### MATERIAL FOR THIS EXERCISE
begin

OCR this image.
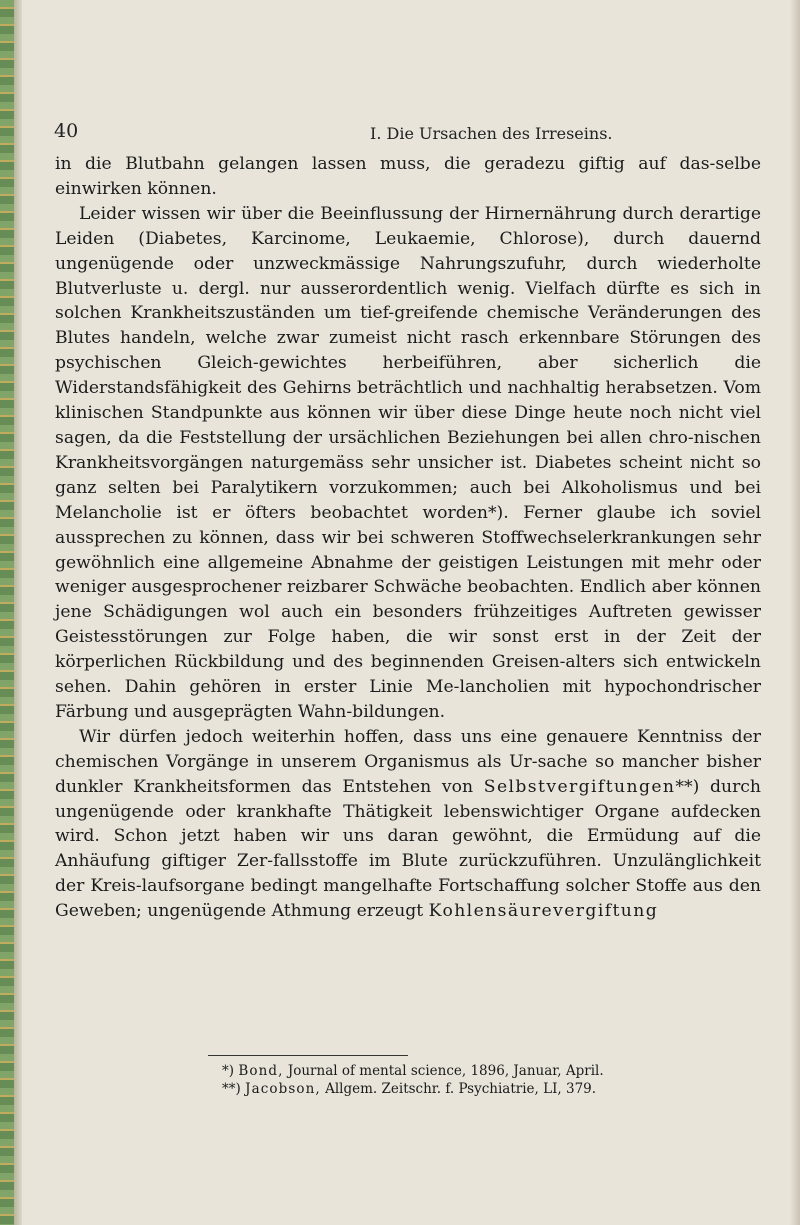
40	I. Die Ursachen des Irreseins.

in die Blutbahn gelangen lassen muss, die geradezu giftig auf das-selbe einwirken können.

Leider wissen wir über die Beeinflussung der Hirnernährung durch derartige Leiden (Diabetes, Karcinome, Leukaemie, Chlorose), durch dauernd ungenügende oder unzweckmässige Nahrungszufuhr, durch wiederholte Blutverluste u. dergl. nur ausserordentlich wenig. Vielfach dürfte es sich in solchen Krankheitszuständen um tief-greifende chemische Veränderungen des Blutes handeln, welche zwar zumeist nicht rasch erkennbare Störungen des psychischen Gleich-gewichtes herbeiführen, aber sicherlich die Widerstandsfähigkeit des Gehirns beträchtlich und nachhaltig herabsetzen. Vom klinischen Standpunkte aus können wir über diese Dinge heute noch nicht viel sagen, da die Feststellung der ursächlichen Beziehungen bei allen chro-nischen Krankheitsvorgängen naturgemäss sehr unsicher ist. Diabetes scheint nicht so ganz selten bei Paralytikern vorzukommen; auch bei Alkoholismus und bei Melancholie ist er öfters beobachtet worden*). Ferner glaube ich soviel aussprechen zu können, dass wir bei schweren Stoffwechselerkrankungen sehr gewöhnlich eine allgemeine Abnahme der geistigen Leistungen mit mehr oder weniger ausgesprochener reizbarer Schwäche beobachten. Endlich aber können jene Schädigungen wol auch ein besonders frühzeitiges Auftreten gewisser Geistesstörungen zur Folge haben, die wir sonst erst in der Zeit der körperlichen Rückbildung und des beginnenden Greisen-alters sich entwickeln sehen. Dahin gehören in erster Linie Me-lancholien mit hypochondrischer Färbung und ausgeprägten Wahn-bildungen.

Wir dürfen jedoch weiterhin hoffen, dass uns eine genauere Kenntniss der chemischen Vorgänge in unserem Organismus als Ur-sache so mancher bisher dunkler Krankheitsformen das Entstehen von Selbstvergiftungen**) durch ungenügende oder krankhafte Thätigkeit lebenswichtiger Organe aufdecken wird. Schon jetzt haben wir uns daran gewöhnt, die Ermüdung auf die Anhäufung giftiger Zer-fallsstoffe im Blute zurückzuführen. Unzulänglichkeit der Kreis-laufsorgane bedingt mangelhafte Fortschaffung solcher Stoffe aus den Geweben; ungenügende Athmung erzeugt Kohlensäurevergiftung

*) Bond, Journal of mental science, 1896, Januar, April.
**) Jacobson, Allgem. Zeitschr. f. Psychiatrie, LI, 379.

end

### DIRECTIONS
Without the pictures, print the records in full, exactly as they appear.

### COMPLETE RESPONSE
OCR this image.
40	I. Die Ursachen des Irreseins.

in die Blutbahn gelangen lassen muss, die geradezu giftig auf das-selbe einwirken können.

Leider wissen wir über die Beeinflussung der Hirnernährung durch derartige Leiden (Diabetes, Karcinome, Leukaemie, Chlorose), durch dauernd ungenügende oder unzweckmässige Nahrungszufuhr, durch wiederholte Blutverluste u. dergl. nur ausserordentlich wenig. Vielfach dürfte es sich in solchen Krankheitszuständen um tief-greifende chemische Veränderungen des Blutes handeln, welche zwar zumeist nicht rasch erkennbare Störungen des psychischen Gleich-gewichtes herbeiführen, aber sicherlich die Widerstandsfähigkeit des Gehirns beträchtlich und nachhaltig herabsetzen. Vom klinischen Standpunkte aus können wir über diese Dinge heute noch nicht viel sagen, da die Feststellung der ursächlichen Beziehungen bei allen chro-nischen Krankheitsvorgängen naturgemäss sehr unsicher ist. Diabetes scheint nicht so ganz selten bei Paralytikern vorzukommen; auch bei Alkoholismus und bei Melancholie ist er öfters beobachtet worden*). Ferner glaube ich soviel aussprechen zu können, dass wir bei schweren Stoffwechselerkrankungen sehr gewöhnlich eine allgemeine Abnahme der geistigen Leistungen mit mehr oder weniger ausgesprochener reizbarer Schwäche beobachten. Endlich aber können jene Schädigungen wol auch ein besonders frühzeitiges Auftreten gewisser Geistesstörungen zur Folge haben, die wir sonst erst in der Zeit der körperlichen Rückbildung und des beginnenden Greisen-alters sich entwickeln sehen. Dahin gehören in erster Linie Me-lancholien mit hypochondrischer Färbung und ausgeprägten Wahn-bildungen.

Wir dürfen jedoch weiterhin hoffen, dass uns eine genauere Kenntniss der chemischen Vorgänge in unserem Organismus als Ur-sache so mancher bisher dunkler Krankheitsformen das Entstehen von Selbstvergiftungen**) durch ungenügende oder krankhafte Thätigkeit lebenswichtiger Organe aufdecken wird. Schon jetzt haben wir uns daran gewöhnt, die Ermüdung auf die Anhäufung giftiger Zer-fallsstoffe im Blute zurückzuführen. Unzulänglichkeit der Kreis-laufsorgane bedingt mangelhafte Fortschaffung solcher Stoffe aus den Geweben; ungenügende Athmung erzeugt Kohlensäurevergiftung

*) Bond, Journal of mental science, 1896, Januar, April.
**) Jacobson, Allgem. Zeitschr. f. Psychiatrie, LI, 379.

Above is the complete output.